**Given problem**. In the material below, find every line with "letter" and pull it out.

[Figure contents as structured data]
-- start --

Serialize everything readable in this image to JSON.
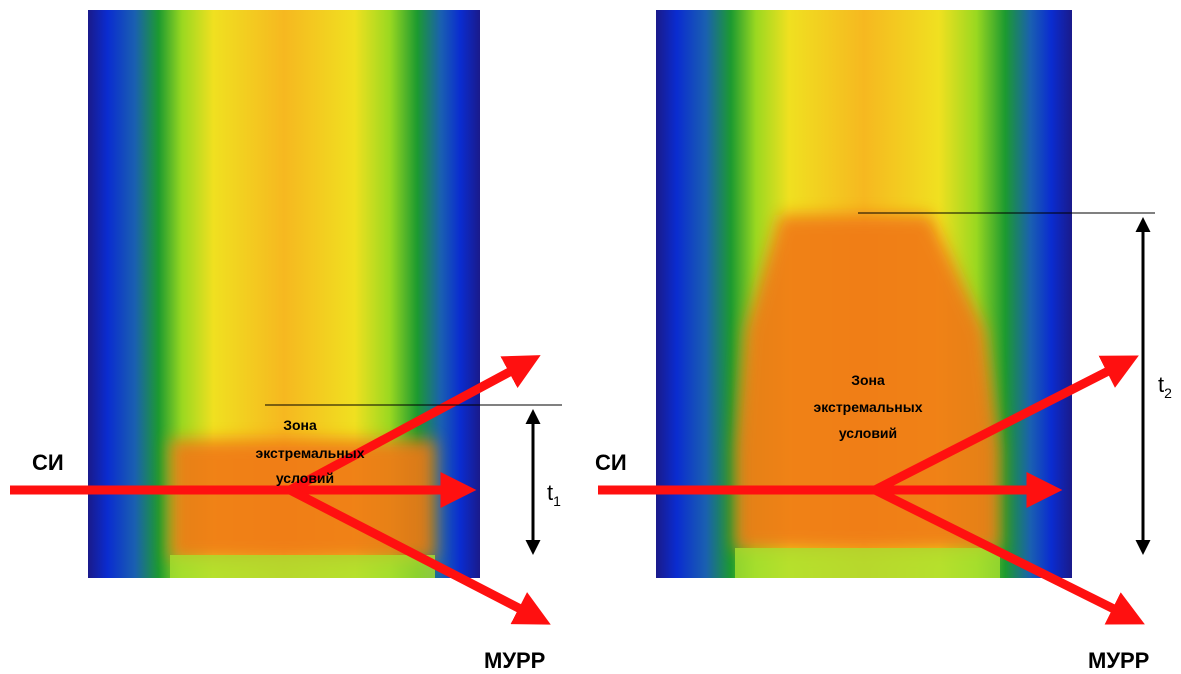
{
  "panels": [
    {
      "source_label": "СИ",
      "scatter_label": "МУРР",
      "zone_label": [
        "Зона",
        "экстремальных",
        "условий"
      ],
      "time_label": "t",
      "time_index": "1"
    },
    {
      "source_label": "СИ",
      "scatter_label": "МУРР",
      "zone_label": [
        "Зона",
        "экстремальных",
        "условий"
      ],
      "time_label": "t",
      "time_index": "2"
    }
  ]
}
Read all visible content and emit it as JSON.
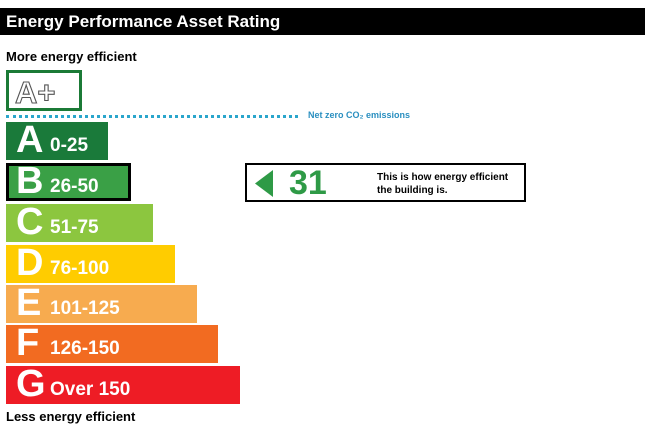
{
  "header": {
    "title": "Energy Performance Asset Rating"
  },
  "scale": {
    "top_label": "More energy efficient",
    "bottom_label": "Less energy efficient",
    "aplus": {
      "label": "A+"
    },
    "netzero": {
      "label": "Net zero CO₂ emissions"
    },
    "bands": [
      {
        "letter": "A",
        "range": "0-25",
        "color": "#1a7a3a"
      },
      {
        "letter": "B",
        "range": "26-50",
        "color": "#3aa046"
      },
      {
        "letter": "C",
        "range": "51-75",
        "color": "#8cc63f"
      },
      {
        "letter": "D",
        "range": "76-100",
        "color": "#ffcc00"
      },
      {
        "letter": "E",
        "range": "101-125",
        "color": "#f7ab4f"
      },
      {
        "letter": "F",
        "range": "126-150",
        "color": "#f26b21"
      },
      {
        "letter": "G",
        "range": "Over 150",
        "color": "#ee1c25"
      }
    ]
  },
  "rating": {
    "value": "31",
    "band": "B",
    "description": "This is how energy efficient the building is.",
    "color": "#2e9a46"
  }
}
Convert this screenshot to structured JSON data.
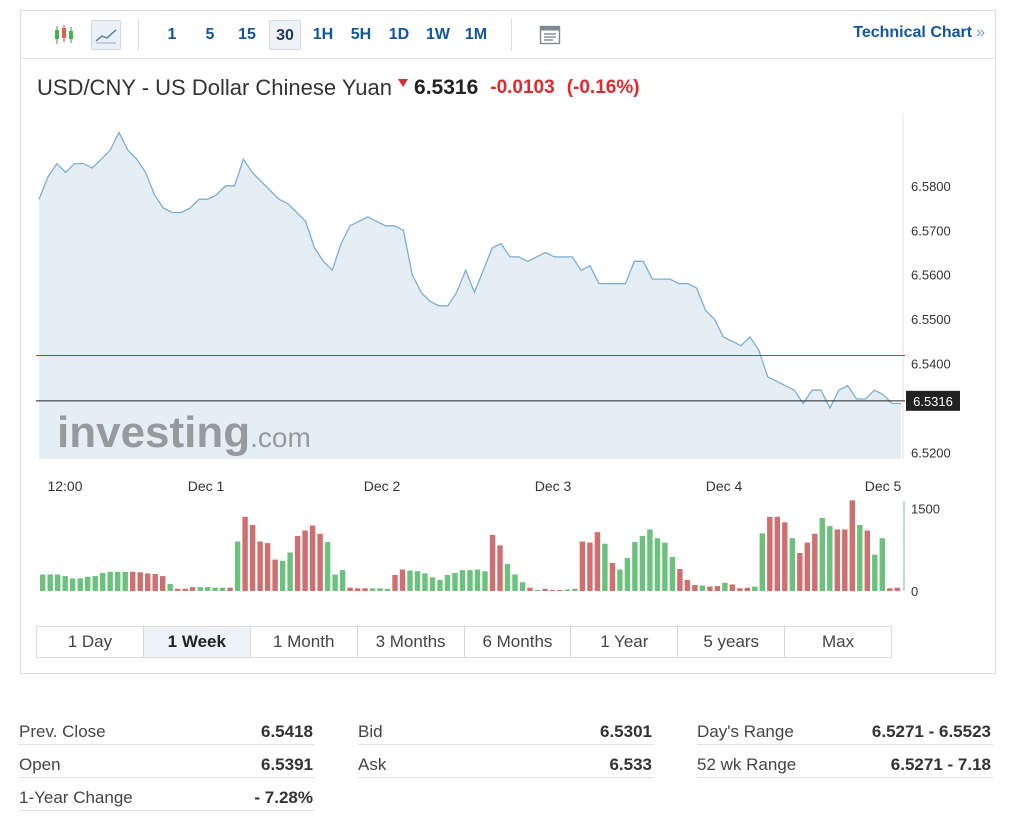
{
  "toolbar": {
    "chart_type_icons": [
      "candlestick-icon",
      "area-chart-icon"
    ],
    "timeframes": [
      {
        "label": "1",
        "active": false
      },
      {
        "label": "5",
        "active": false
      },
      {
        "label": "15",
        "active": false
      },
      {
        "label": "30",
        "active": true
      },
      {
        "label": "1H",
        "active": false
      },
      {
        "label": "5H",
        "active": false
      },
      {
        "label": "1D",
        "active": false
      },
      {
        "label": "1W",
        "active": false
      },
      {
        "label": "1M",
        "active": false
      }
    ],
    "document_icon": "document-icon",
    "technical_chart_label": "Technical Chart",
    "technical_chart_arrow": "»"
  },
  "instrument": {
    "title": "USD/CNY - US Dollar Chinese Yuan",
    "last": "6.5316",
    "change": "-0.0103",
    "change_pct": "(-0.16%)"
  },
  "watermark": {
    "brand": "investing",
    "suffix": ".com"
  },
  "colors": {
    "down": "#e0282e",
    "up": "#6cc27d",
    "vol_down": "#cf6f6f",
    "line": "#7aaed6",
    "area": "#e5eef5",
    "link": "#1256a0"
  },
  "chart_data": {
    "type": "area",
    "x_tick_labels": [
      "12:00",
      "Dec 1",
      "Dec 2",
      "Dec 3",
      "Dec 4",
      "Dec 5"
    ],
    "y_tick_labels": [
      "6.5800",
      "6.5700",
      "6.5600",
      "6.5500",
      "6.5400",
      "6.5200"
    ],
    "ylim": [
      6.5185,
      6.5964
    ],
    "prev_close_line": 6.5418,
    "last_price_line": 6.5316,
    "last_price_label": "6.5316",
    "series": [
      {
        "values": [
          6.577,
          6.582,
          6.585,
          6.583,
          6.585,
          6.585,
          6.584,
          6.586,
          6.588,
          6.592,
          6.588,
          6.586,
          6.583,
          6.578,
          6.575,
          6.574,
          6.574,
          6.575,
          6.577,
          6.577,
          6.578,
          6.58,
          6.58,
          6.586,
          6.583,
          6.581,
          6.579,
          6.577,
          6.576,
          6.574,
          6.572,
          6.566,
          6.563,
          6.561,
          6.567,
          6.571,
          6.572,
          6.573,
          6.572,
          6.571,
          6.571,
          6.57,
          6.56,
          6.556,
          6.554,
          6.553,
          6.553,
          6.556,
          6.561,
          6.556,
          6.561,
          6.566,
          6.567,
          6.564,
          6.564,
          6.563,
          6.564,
          6.565,
          6.564,
          6.564,
          6.564,
          6.561,
          6.562,
          6.558,
          6.558,
          6.558,
          6.558,
          6.563,
          6.563,
          6.559,
          6.559,
          6.559,
          6.558,
          6.558,
          6.557,
          6.552,
          6.55,
          6.546,
          6.545,
          6.544,
          6.546,
          6.543,
          6.537,
          6.536,
          6.535,
          6.534,
          6.531,
          6.534,
          6.534,
          6.53,
          6.534,
          6.535,
          6.532,
          6.532,
          6.534,
          6.533,
          6.531,
          6.531
        ]
      }
    ],
    "volume": {
      "axis_labels": [
        "1500",
        "0"
      ],
      "ylim": [
        0,
        1600
      ],
      "values": [
        300,
        300,
        300,
        270,
        230,
        230,
        260,
        270,
        330,
        350,
        350,
        350,
        350,
        340,
        320,
        310,
        270,
        130,
        40,
        40,
        70,
        70,
        70,
        60,
        60,
        60,
        900,
        1350,
        1200,
        900,
        870,
        570,
        550,
        700,
        1000,
        1100,
        1190,
        1040,
        890,
        300,
        380,
        60,
        50,
        50,
        50,
        50,
        40,
        290,
        390,
        370,
        360,
        320,
        250,
        200,
        290,
        330,
        380,
        380,
        390,
        360,
        1020,
        830,
        490,
        300,
        160,
        60,
        20,
        40,
        20,
        20,
        30,
        40,
        900,
        880,
        1070,
        860,
        510,
        390,
        600,
        890,
        1000,
        1120,
        960,
        880,
        620,
        400,
        200,
        110,
        100,
        80,
        90,
        150,
        120,
        50,
        60,
        80,
        1050,
        1350,
        1350,
        1250,
        960,
        690,
        880,
        1040,
        1330,
        1180,
        1120,
        1120,
        1650,
        1200,
        1100,
        660,
        960,
        50,
        60
      ],
      "up_flags": [
        1,
        1,
        1,
        1,
        1,
        1,
        1,
        1,
        1,
        1,
        1,
        1,
        0,
        0,
        0,
        0,
        0,
        1,
        0,
        0,
        0,
        1,
        1,
        1,
        1,
        0,
        1,
        0,
        0,
        0,
        0,
        0,
        1,
        1,
        0,
        0,
        0,
        0,
        1,
        1,
        1,
        0,
        0,
        0,
        1,
        1,
        1,
        0,
        0,
        1,
        1,
        1,
        1,
        1,
        1,
        1,
        1,
        1,
        1,
        1,
        0,
        0,
        1,
        1,
        1,
        0,
        1,
        0,
        0,
        0,
        1,
        1,
        0,
        0,
        0,
        1,
        0,
        1,
        1,
        1,
        1,
        1,
        1,
        1,
        1,
        0,
        0,
        0,
        1,
        0,
        0,
        1,
        0,
        0,
        0,
        1,
        1,
        0,
        0,
        0,
        1,
        0,
        0,
        0,
        1,
        1,
        0,
        0,
        0,
        1,
        0,
        1,
        1,
        0,
        0
      ]
    }
  },
  "ranges": [
    {
      "label": "1 Day",
      "active": false
    },
    {
      "label": "1 Week",
      "active": true
    },
    {
      "label": "1 Month",
      "active": false
    },
    {
      "label": "3 Months",
      "active": false
    },
    {
      "label": "6 Months",
      "active": false
    },
    {
      "label": "1 Year",
      "active": false
    },
    {
      "label": "5 years",
      "active": false
    },
    {
      "label": "Max",
      "active": false
    }
  ],
  "stats": {
    "col1": [
      {
        "label": "Prev. Close",
        "value": "6.5418"
      },
      {
        "label": "Open",
        "value": "6.5391"
      },
      {
        "label": "1-Year Change",
        "value": "- 7.28%"
      }
    ],
    "col2": [
      {
        "label": "Bid",
        "value": "6.5301"
      },
      {
        "label": "Ask",
        "value": "6.533"
      }
    ],
    "col3": [
      {
        "label": "Day's Range",
        "value": "6.5271 - 6.5523"
      },
      {
        "label": "52 wk Range",
        "value": "6.5271 - 7.18"
      }
    ]
  }
}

-- end --

**Task response**.
        "letter": "A",
        "letter": "B",
        "letter": "C",
        "letter": "D",
        "letter": "E",
        "letter": "F",
        "letter": "G",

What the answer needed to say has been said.